DIRECTIONS FOR THIS TASK =>
From the listing below, extract every line in which the word "кварталов" appears.

Source data =>

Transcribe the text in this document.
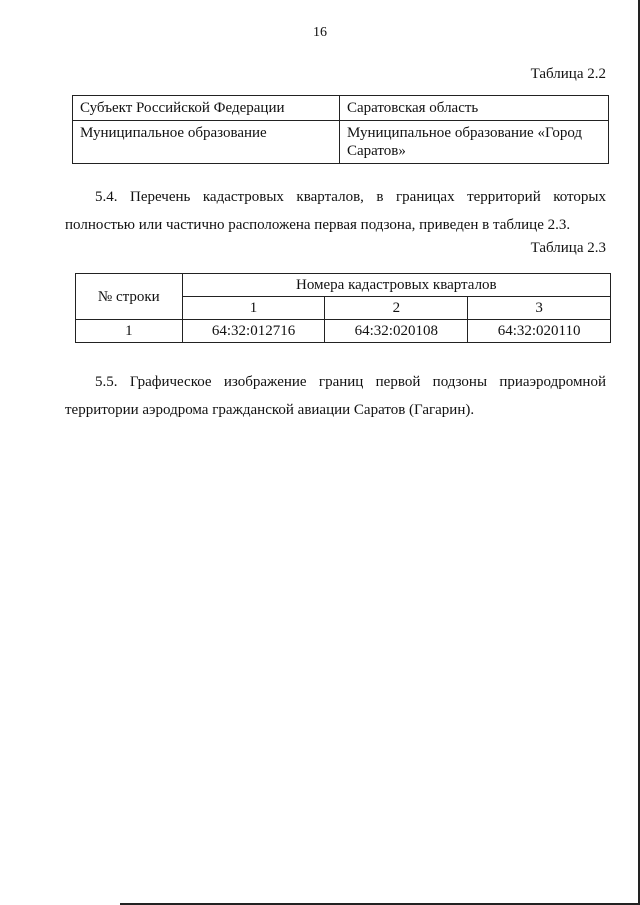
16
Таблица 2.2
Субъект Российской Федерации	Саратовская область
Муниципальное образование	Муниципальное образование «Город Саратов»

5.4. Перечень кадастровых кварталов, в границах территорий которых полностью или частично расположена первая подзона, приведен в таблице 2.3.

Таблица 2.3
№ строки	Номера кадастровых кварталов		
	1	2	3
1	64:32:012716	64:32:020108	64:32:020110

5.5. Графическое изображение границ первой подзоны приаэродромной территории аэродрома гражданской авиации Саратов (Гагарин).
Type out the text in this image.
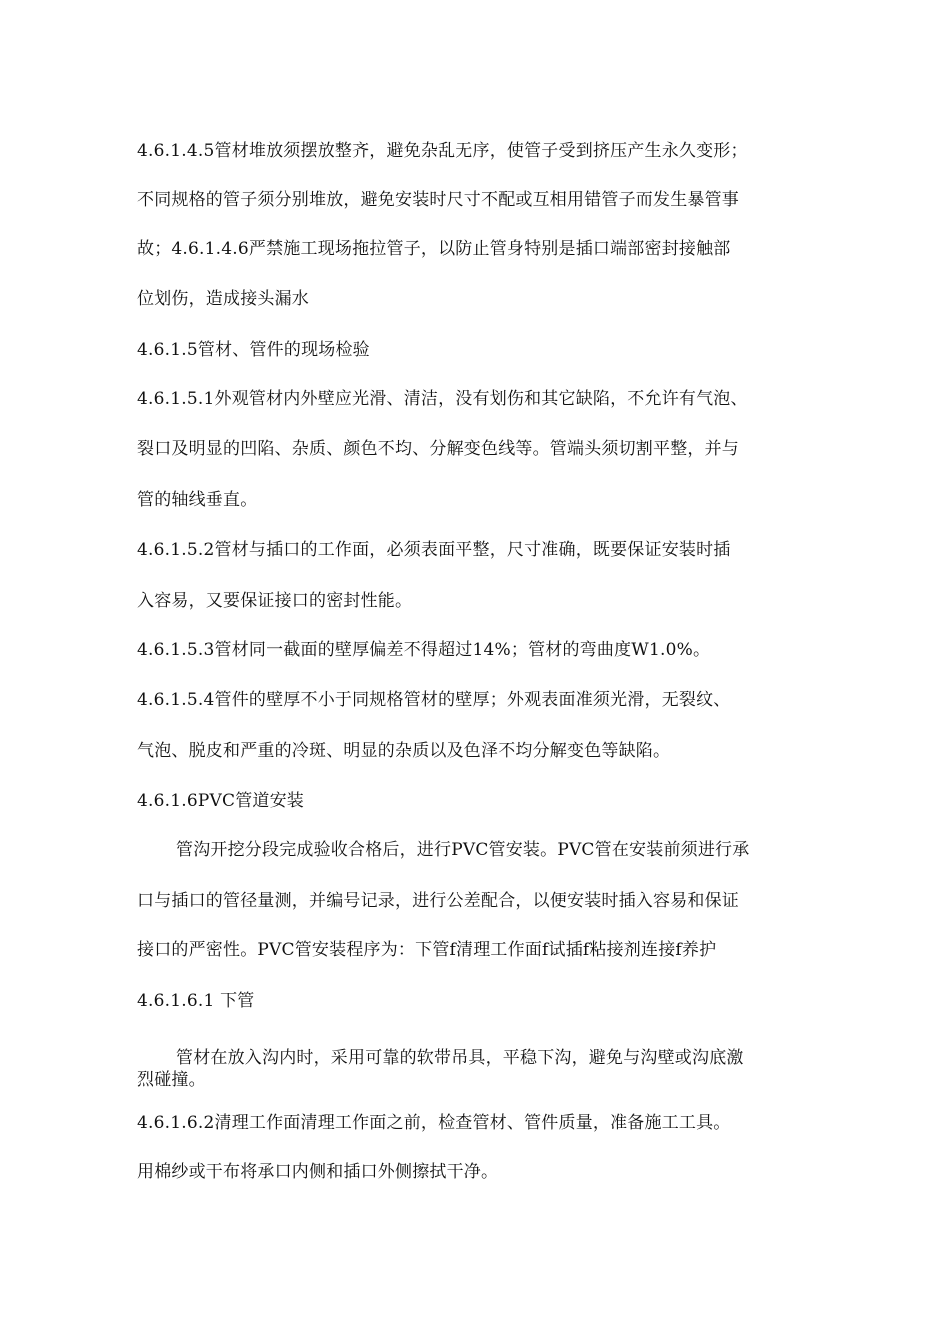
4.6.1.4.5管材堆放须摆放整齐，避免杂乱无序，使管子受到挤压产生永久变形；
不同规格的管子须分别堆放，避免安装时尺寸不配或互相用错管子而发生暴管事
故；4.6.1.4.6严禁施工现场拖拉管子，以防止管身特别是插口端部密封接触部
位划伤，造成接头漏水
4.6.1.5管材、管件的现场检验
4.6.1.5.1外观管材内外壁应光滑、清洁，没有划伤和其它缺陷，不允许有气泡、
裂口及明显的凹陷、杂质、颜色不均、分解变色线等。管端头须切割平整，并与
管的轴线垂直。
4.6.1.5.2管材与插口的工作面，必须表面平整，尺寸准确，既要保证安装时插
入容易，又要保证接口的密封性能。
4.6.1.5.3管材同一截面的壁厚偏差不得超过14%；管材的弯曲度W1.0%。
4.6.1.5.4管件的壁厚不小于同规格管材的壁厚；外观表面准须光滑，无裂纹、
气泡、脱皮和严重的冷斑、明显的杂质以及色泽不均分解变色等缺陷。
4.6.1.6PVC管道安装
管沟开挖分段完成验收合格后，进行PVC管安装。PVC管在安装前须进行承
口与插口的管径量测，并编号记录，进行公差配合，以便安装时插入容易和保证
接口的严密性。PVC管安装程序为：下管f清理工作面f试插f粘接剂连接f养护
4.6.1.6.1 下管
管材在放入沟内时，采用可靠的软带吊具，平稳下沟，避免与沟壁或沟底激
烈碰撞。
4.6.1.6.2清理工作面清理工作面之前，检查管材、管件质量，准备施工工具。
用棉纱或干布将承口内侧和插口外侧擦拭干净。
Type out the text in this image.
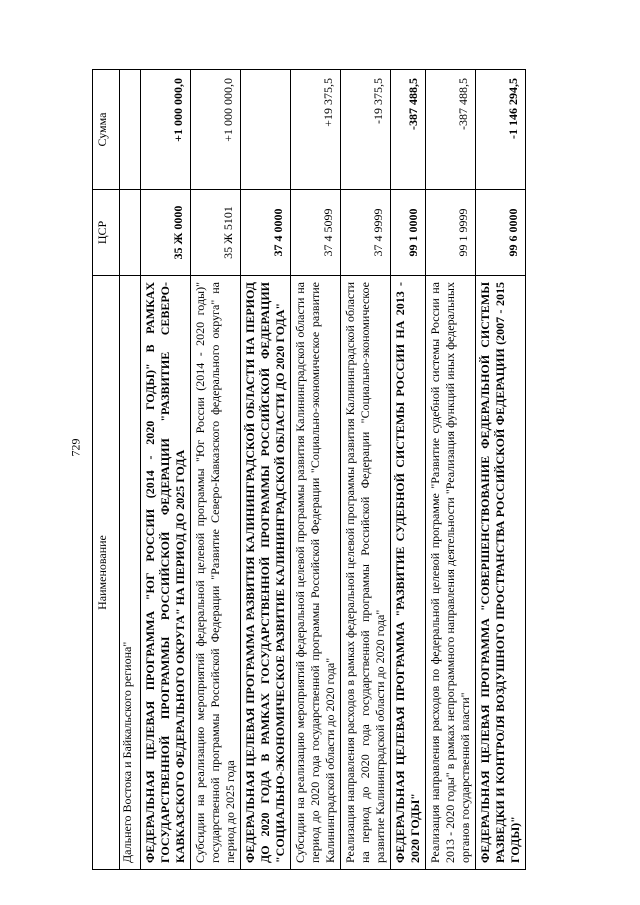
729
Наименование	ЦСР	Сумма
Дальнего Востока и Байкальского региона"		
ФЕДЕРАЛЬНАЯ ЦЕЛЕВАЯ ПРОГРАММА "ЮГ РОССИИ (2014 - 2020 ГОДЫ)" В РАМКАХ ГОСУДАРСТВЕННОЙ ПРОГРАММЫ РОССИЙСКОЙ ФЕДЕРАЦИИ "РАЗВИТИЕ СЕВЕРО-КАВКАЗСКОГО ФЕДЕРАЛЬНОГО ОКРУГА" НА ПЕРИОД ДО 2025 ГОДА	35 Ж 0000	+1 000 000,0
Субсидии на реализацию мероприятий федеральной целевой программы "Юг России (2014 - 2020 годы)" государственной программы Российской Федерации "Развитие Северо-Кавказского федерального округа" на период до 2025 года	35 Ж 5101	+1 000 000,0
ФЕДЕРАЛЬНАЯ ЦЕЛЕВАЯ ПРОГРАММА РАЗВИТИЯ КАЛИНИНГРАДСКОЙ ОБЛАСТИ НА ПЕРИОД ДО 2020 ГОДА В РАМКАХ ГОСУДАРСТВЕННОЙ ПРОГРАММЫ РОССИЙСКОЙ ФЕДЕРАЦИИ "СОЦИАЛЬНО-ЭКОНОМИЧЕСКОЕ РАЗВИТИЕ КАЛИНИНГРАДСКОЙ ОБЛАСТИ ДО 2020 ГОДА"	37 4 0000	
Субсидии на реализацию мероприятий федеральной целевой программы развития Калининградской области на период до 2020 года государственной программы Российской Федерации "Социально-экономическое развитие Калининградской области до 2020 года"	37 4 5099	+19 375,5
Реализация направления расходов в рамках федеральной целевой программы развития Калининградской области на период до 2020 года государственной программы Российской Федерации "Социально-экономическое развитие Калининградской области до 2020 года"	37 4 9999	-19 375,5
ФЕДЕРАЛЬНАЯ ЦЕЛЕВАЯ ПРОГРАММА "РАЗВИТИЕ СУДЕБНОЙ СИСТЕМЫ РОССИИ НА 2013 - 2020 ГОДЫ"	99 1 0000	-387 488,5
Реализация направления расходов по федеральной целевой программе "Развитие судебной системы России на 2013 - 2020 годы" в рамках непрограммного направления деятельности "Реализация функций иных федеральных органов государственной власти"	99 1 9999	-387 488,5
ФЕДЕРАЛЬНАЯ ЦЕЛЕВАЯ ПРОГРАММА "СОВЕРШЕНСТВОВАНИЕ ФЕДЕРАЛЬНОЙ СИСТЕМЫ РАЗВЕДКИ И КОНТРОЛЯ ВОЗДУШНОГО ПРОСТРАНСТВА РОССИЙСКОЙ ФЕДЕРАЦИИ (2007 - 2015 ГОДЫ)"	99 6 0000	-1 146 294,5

CORRECT RESULT =>
5.4. Перечень кадастровых кварталов, в границах территорий которых полностью или частично расположена первая подзона, приведен в таблице 2.3.
№ строки	Номера кадастровых кварталов		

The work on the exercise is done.